INFORMATION GIVEN -

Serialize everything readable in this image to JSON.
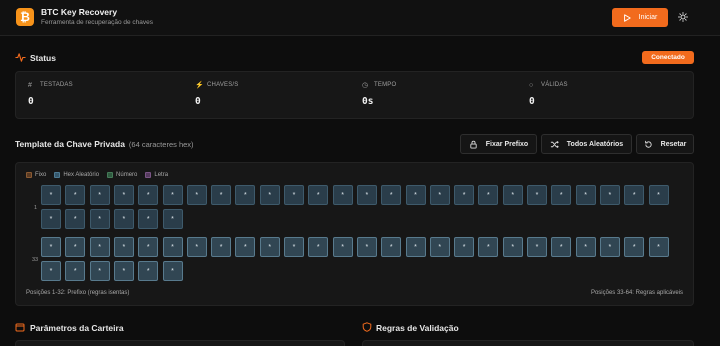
{
  "header": {
    "title": "BTC Key Recovery",
    "subtitle": "Ferramenta de recuperação de chaves",
    "logo_glyph": "₿",
    "start_label": "Iniciar",
    "accent": "#f26b1d",
    "logo_color": "#f7931a"
  },
  "status": {
    "title": "Status",
    "badge": "Conectado",
    "stats": [
      {
        "icon": "hash-icon",
        "label": "TESTADAS",
        "value": "0"
      },
      {
        "icon": "bolt-icon",
        "label": "CHAVES/S",
        "value": "0"
      },
      {
        "icon": "clock-icon",
        "label": "TEMPO",
        "value": "0s"
      },
      {
        "icon": "search-icon",
        "label": "VÁLIDAS",
        "value": "0"
      }
    ]
  },
  "template": {
    "title": "Template da Chave Privada",
    "subtitle": "(64 caracteres hex)",
    "buttons": {
      "fix_prefix": "Fixar Prefixo",
      "all_random": "Todos Aleatórios",
      "reset": "Resetar"
    },
    "legend": [
      {
        "label": "Fixo",
        "color": "#5a3a22"
      },
      {
        "label": "Hex Aleatório",
        "color": "#35586d"
      },
      {
        "label": "Número",
        "color": "#2f5a3f"
      },
      {
        "label": "Letra",
        "color": "#553a5e"
      }
    ],
    "row1_label": "1",
    "row2_label": "33",
    "cell_glyph": "*",
    "footer_left": "Posições 1-32: Prefixo (regras isentas)",
    "footer_right": "Posições 33-64: Regras aplicáveis"
  },
  "sections": {
    "wallet_params": "Parâmetros da Carteira",
    "validation_rules": "Regras de Validação"
  }
}
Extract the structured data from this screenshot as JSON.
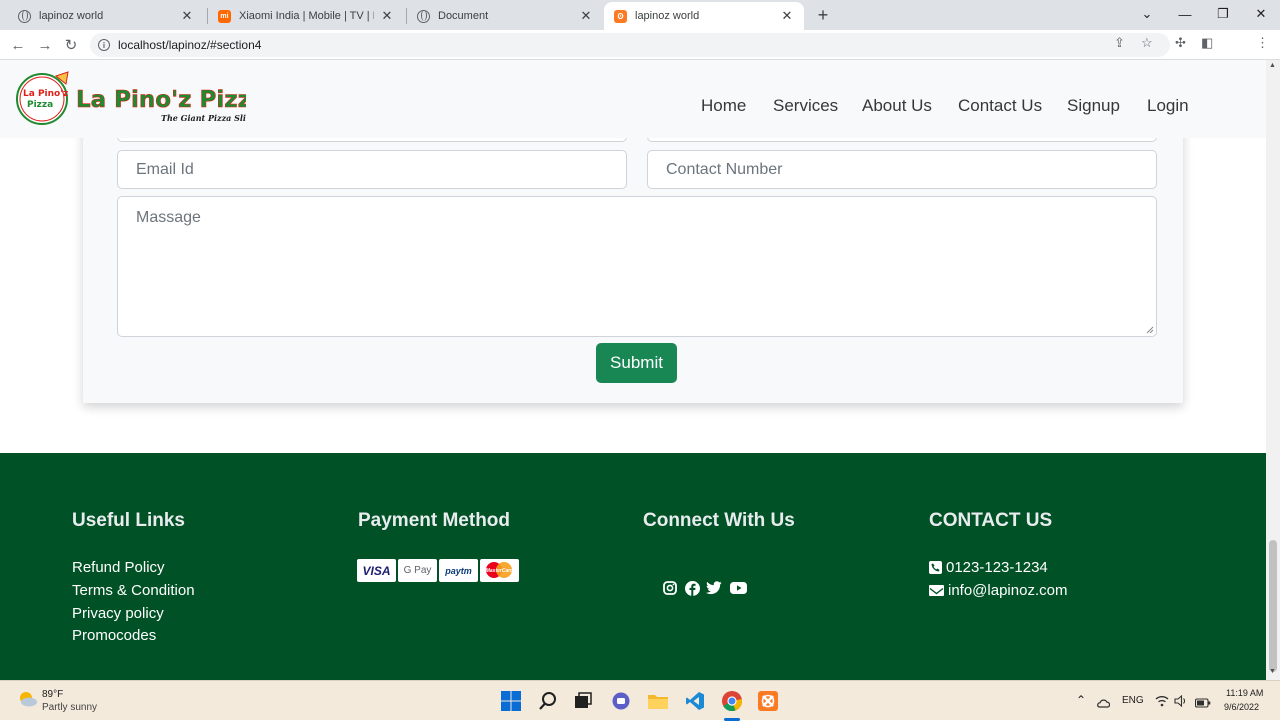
{
  "browser": {
    "tabs": [
      {
        "title": "lapinoz world",
        "icon": "globe-icon",
        "active": false
      },
      {
        "title": "Xiaomi India | Mobile | TV | Fitnes",
        "icon": "mi-icon",
        "active": false
      },
      {
        "title": "Document",
        "icon": "globe-icon",
        "active": false
      },
      {
        "title": "lapinoz world",
        "icon": "xampp-icon",
        "active": true
      }
    ],
    "new_tab": "+",
    "url": "localhost/lapinoz/#section4"
  },
  "navbar": {
    "logo_text": "La Pino'z Pizza",
    "logo_tagline": "The Giant Pizza Slices",
    "logo_badge_top": "La Pino'z",
    "logo_badge_bottom": "Pizza",
    "links": [
      "Home",
      "Services",
      "About Us",
      "Contact Us",
      "Signup",
      "Login"
    ]
  },
  "contact_form": {
    "email_placeholder": "Email Id",
    "contact_placeholder": "Contact Number",
    "message_placeholder": "Massage",
    "submit_label": "Submit"
  },
  "footer": {
    "useful_links": {
      "heading": "Useful Links",
      "items": [
        "Refund Policy",
        "Terms & Condition",
        "Privacy policy",
        "Promocodes"
      ]
    },
    "payment": {
      "heading": "Payment Method",
      "cards": [
        "VISA",
        "G Pay",
        "paytm",
        "MasterCard"
      ]
    },
    "connect": {
      "heading": "Connect With Us",
      "icons": [
        "instagram-icon",
        "facebook-icon",
        "twitter-icon",
        "youtube-icon"
      ]
    },
    "contact": {
      "heading": "CONTACT US",
      "phone": "0123-123-1234",
      "email": "info@lapinoz.com"
    }
  },
  "taskbar": {
    "weather_temp": "89°F",
    "weather_desc": "Partly sunny",
    "lang": "ENG",
    "time": "11:19 AM",
    "date": "9/6/2022"
  },
  "colors": {
    "footer_bg": "#005226",
    "submit_bg": "#198754",
    "logo_green": "#1f8a2f",
    "logo_red": "#e0201b"
  }
}
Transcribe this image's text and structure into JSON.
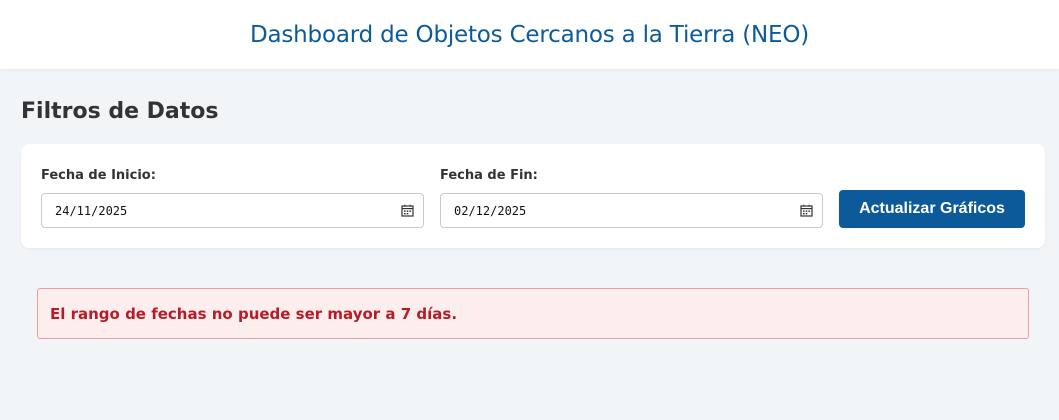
{
  "header": {
    "title": "Dashboard de Objetos Cercanos a la Tierra (NEO)"
  },
  "filters": {
    "section_title": "Filtros de Datos",
    "start_date": {
      "label": "Fecha de Inicio:",
      "value": "24/11/2025"
    },
    "end_date": {
      "label": "Fecha de Fin:",
      "value": "02/12/2025"
    },
    "update_button": "Actualizar Gráficos"
  },
  "error": {
    "message": "El rango de fechas no puede ser mayor a 7 días."
  },
  "colors": {
    "accent": "#0c5a99",
    "background": "#f2f5f8",
    "error_text": "#b51c28",
    "error_bg": "#fdeeee",
    "error_border": "#ef9ca2"
  },
  "icons": {
    "date_picker": "calendar-icon"
  }
}
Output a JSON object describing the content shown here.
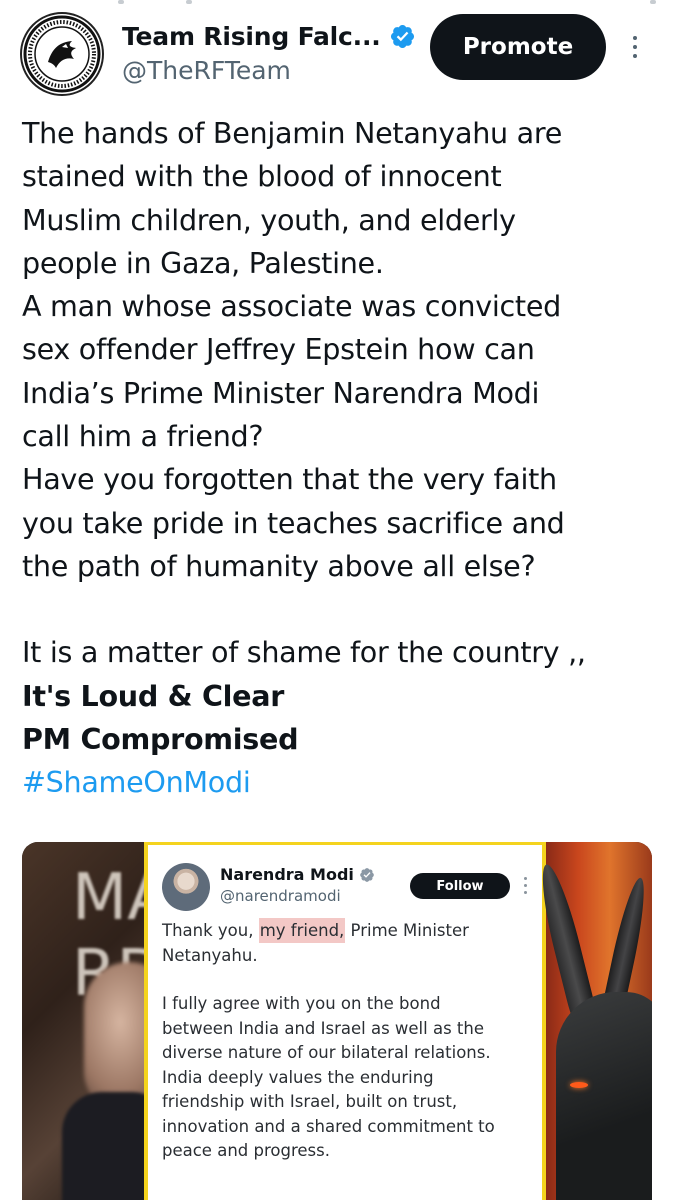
{
  "author": {
    "display_name": "Team Rising Falc...",
    "handle": "@TheRFTeam",
    "avatar_icon": "rising-falcon-logo-icon",
    "verified_icon": "verified-badge-icon",
    "verified_color": "#1d9bf0"
  },
  "actions": {
    "promote_label": "Promote",
    "more_icon": "more-vertical-icon"
  },
  "tweet": {
    "lines": [
      "The hands of Benjamin Netanyahu are",
      "stained with the blood of innocent",
      "Muslim children, youth, and elderly",
      "people in Gaza, Palestine.",
      "A man whose associate was convicted",
      "sex offender Jeffrey Epstein  how can",
      "India’s Prime Minister Narendra Modi",
      "call him a friend?",
      "Have you forgotten that the very faith",
      "you take pride in teaches sacrifice and",
      "the path of humanity above all else?"
    ],
    "line_shame": "It is a matter of shame for the country ,,",
    "bold_lines": [
      "It's Loud & Clear",
      "PM Compromised"
    ],
    "hashtag": "#ShameOnModi",
    "hashtag_color": "#1d9bf0"
  },
  "media": {
    "left_panel_text": [
      "MA",
      "RD"
    ],
    "embedded_post": {
      "name": "Narendra Modi",
      "handle": "@narendramodi",
      "follow_label": "Follow",
      "verified_color": "#8b98a5",
      "line1_pre": "Thank you, ",
      "line1_highlight": "my friend,",
      "line1_post": " Prime Minister",
      "line2": "Netanyahu.",
      "paragraph": [
        "I fully agree with you on the bond",
        "between India and Israel as well as the",
        "diverse nature of our bilateral relations.",
        "India deeply values the enduring",
        "friendship with Israel, built on trust,",
        "innovation and a shared commitment to",
        "peace and progress."
      ],
      "highlight_color": "#f3c8c6",
      "border_color": "#f4d31e"
    }
  }
}
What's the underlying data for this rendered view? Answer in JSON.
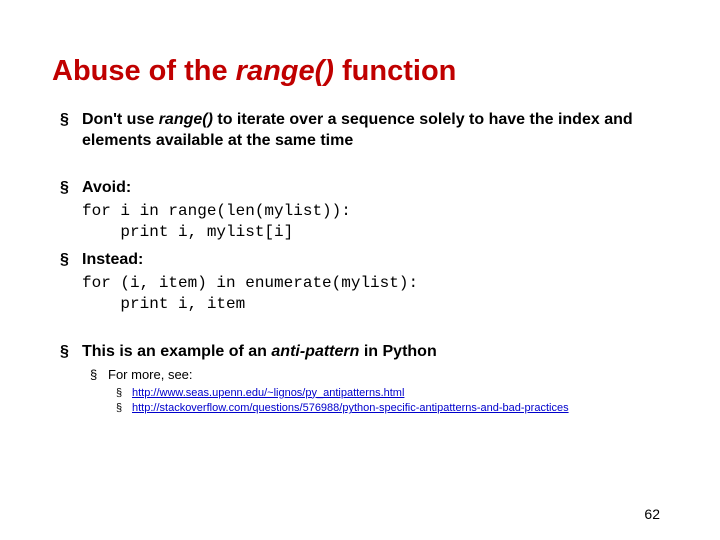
{
  "title_pre": "Abuse of the ",
  "title_fn": "range()",
  "title_post": " function",
  "bullet1_pre": "Don't use ",
  "bullet1_fn": "range()",
  "bullet1_post": " to iterate over a sequence solely to have the index and elements available at the same time",
  "avoid_label": "Avoid:",
  "avoid_code": "for i in range(len(mylist)):\n    print i, mylist[i]",
  "instead_label": "Instead:",
  "instead_code": "for (i, item) in enumerate(mylist):\n    print i, item",
  "antipattern_pre": "This is an example of an ",
  "antipattern_em": "anti-pattern",
  "antipattern_post": " in Python",
  "more_label": "For more, see:",
  "link1": "http://www.seas.upenn.edu/~lignos/py_antipatterns.html",
  "link2": "http://stackoverflow.com/questions/576988/python-specific-antipatterns-and-bad-practices",
  "page_number": "62"
}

GIVEN EXERCISE - Repeat all of the records verbatim, leaving out the pictures.

REPLY -
Serialize everything readable in this image to JSON.
{
  "header": {
    "title": "BTC Key Recovery",
    "subtitle": "Ferramenta de recuperação de chaves",
    "logo_glyph": "₿",
    "start_label": "Iniciar",
    "accent": "#f26b1d",
    "logo_color": "#f7931a"
  },
  "status": {
    "title": "Status",
    "badge": "Conectado",
    "stats": [
      {
        "icon": "hash-icon",
        "label": "TESTADAS",
        "value": "0"
      },
      {
        "icon": "bolt-icon",
        "label": "CHAVES/S",
        "value": "0"
      },
      {
        "icon": "clock-icon",
        "label": "TEMPO",
        "value": "0s"
      },
      {
        "icon": "search-icon",
        "label": "VÁLIDAS",
        "value": "0"
      }
    ]
  },
  "template": {
    "title": "Template da Chave Privada",
    "subtitle": "(64 caracteres hex)",
    "buttons": {
      "fix_prefix": "Fixar Prefixo",
      "all_random": "Todos Aleatórios",
      "reset": "Resetar"
    },
    "legend": [
      {
        "label": "Fixo",
        "color": "#5a3a22"
      },
      {
        "label": "Hex Aleatório",
        "color": "#35586d"
      },
      {
        "label": "Número",
        "color": "#2f5a3f"
      },
      {
        "label": "Letra",
        "color": "#553a5e"
      }
    ],
    "row1_label": "1",
    "row2_label": "33",
    "cell_glyph": "*",
    "footer_left": "Posições 1-32: Prefixo (regras isentas)",
    "footer_right": "Posições 33-64: Regras aplicáveis"
  },
  "sections": {
    "wallet_params": "Parâmetros da Carteira",
    "validation_rules": "Regras de Validação"
  }
}
Extract the structured data from this screenshot as JSON.
{
  "browser": {
    "tabs": [
      {
        "title": "lapinoz world",
        "icon": "globe-icon",
        "active": false
      },
      {
        "title": "Xiaomi India | Mobile | TV | Fitnes",
        "icon": "mi-icon",
        "active": false
      },
      {
        "title": "Document",
        "icon": "globe-icon",
        "active": false
      },
      {
        "title": "lapinoz world",
        "icon": "xampp-icon",
        "active": true
      }
    ],
    "new_tab": "+",
    "url": "localhost/lapinoz/#section4"
  },
  "navbar": {
    "logo_text": "La Pino'z Pizza",
    "logo_tagline": "The Giant Pizza Slices",
    "logo_badge_top": "La Pino'z",
    "logo_badge_bottom": "Pizza",
    "links": [
      "Home",
      "Services",
      "About Us",
      "Contact Us",
      "Signup",
      "Login"
    ]
  },
  "contact_form": {
    "email_placeholder": "Email Id",
    "contact_placeholder": "Contact Number",
    "message_placeholder": "Massage",
    "submit_label": "Submit"
  },
  "footer": {
    "useful_links": {
      "heading": "Useful Links",
      "items": [
        "Refund Policy",
        "Terms & Condition",
        "Privacy policy",
        "Promocodes"
      ]
    },
    "payment": {
      "heading": "Payment Method",
      "cards": [
        "VISA",
        "G Pay",
        "paytm",
        "MasterCard"
      ]
    },
    "connect": {
      "heading": "Connect With Us",
      "icons": [
        "instagram-icon",
        "facebook-icon",
        "twitter-icon",
        "youtube-icon"
      ]
    },
    "contact": {
      "heading": "CONTACT US",
      "phone": "0123-123-1234",
      "email": "info@lapinoz.com"
    }
  },
  "taskbar": {
    "weather_temp": "89°F",
    "weather_desc": "Partly sunny",
    "lang": "ENG",
    "time": "11:19 AM",
    "date": "9/6/2022"
  },
  "colors": {
    "footer_bg": "#005226",
    "submit_bg": "#198754",
    "logo_green": "#1f8a2f",
    "logo_red": "#e0201b"
  }
}
Transcribe this image's text and structure into JSON.
{
  "header": {
    "title": "Dashboard de Objetos Cercanos a la Tierra (NEO)"
  },
  "filters": {
    "section_title": "Filtros de Datos",
    "start_date": {
      "label": "Fecha de Inicio:",
      "value": "24/11/2025"
    },
    "end_date": {
      "label": "Fecha de Fin:",
      "value": "02/12/2025"
    },
    "update_button": "Actualizar Gráficos"
  },
  "error": {
    "message": "El rango de fechas no puede ser mayor a 7 días."
  },
  "colors": {
    "accent": "#0c5a99",
    "background": "#f2f5f8",
    "error_text": "#b51c28",
    "error_bg": "#fdeeee",
    "error_border": "#ef9ca2"
  },
  "icons": {
    "date_picker": "calendar-icon"
  }
}
Output a JSON object describing the content shown here.
{
  "author": {
    "display_name": "Team Rising Falc...",
    "handle": "@TheRFTeam",
    "avatar_icon": "rising-falcon-logo-icon",
    "verified_icon": "verified-badge-icon",
    "verified_color": "#1d9bf0"
  },
  "actions": {
    "promote_label": "Promote",
    "more_icon": "more-vertical-icon"
  },
  "tweet": {
    "lines": [
      "The hands of Benjamin Netanyahu are",
      "stained with the blood of innocent",
      "Muslim children, youth, and elderly",
      "people in Gaza, Palestine.",
      "A man whose associate was convicted",
      "sex offender Jeffrey Epstein  how can",
      "India’s Prime Minister Narendra Modi",
      "call him a friend?",
      "Have you forgotten that the very faith",
      "you take pride in teaches sacrifice and",
      "the path of humanity above all else?"
    ],
    "line_shame": "It is a matter of shame for the country ,,",
    "bold_lines": [
      "It's Loud & Clear",
      "PM Compromised"
    ],
    "hashtag": "#ShameOnModi",
    "hashtag_color": "#1d9bf0"
  },
  "media": {
    "left_panel_text": [
      "MA",
      "RD"
    ],
    "embedded_post": {
      "name": "Narendra Modi",
      "handle": "@narendramodi",
      "follow_label": "Follow",
      "verified_color": "#8b98a5",
      "line1_pre": "Thank you, ",
      "line1_highlight": "my friend,",
      "line1_post": " Prime Minister",
      "line2": "Netanyahu.",
      "paragraph": [
        "I fully agree with you on the bond",
        "between India and Israel as well as the",
        "diverse nature of our bilateral relations.",
        "India deeply values the enduring",
        "friendship with Israel, built on trust,",
        "innovation and a shared commitment to",
        "peace and progress."
      ],
      "highlight_color": "#f3c8c6",
      "border_color": "#f4d31e"
    }
  }
}
What's the underlying data for this rendered view? Answer in JSON.
{
  "title_pre": "Abuse of the ",
  "title_fn": "range()",
  "title_post": " function",
  "bullet1_pre": "Don't use ",
  "bullet1_fn": "range()",
  "bullet1_post": " to iterate over a sequence solely to have the index and elements available at the same time",
  "avoid_label": "Avoid:",
  "avoid_code": "for i in range(len(mylist)):\n    print i, mylist[i]",
  "instead_label": "Instead:",
  "instead_code": "for (i, item) in enumerate(mylist):\n    print i, item",
  "antipattern_pre": "This is an example of an ",
  "antipattern_em": "anti-pattern",
  "antipattern_post": " in Python",
  "more_label": "For more, see:",
  "link1": "http://www.seas.upenn.edu/~lignos/py_antipatterns.html",
  "link2": "http://stackoverflow.com/questions/576988/python-specific-antipatterns-and-bad-practices",
  "page_number": "62"
}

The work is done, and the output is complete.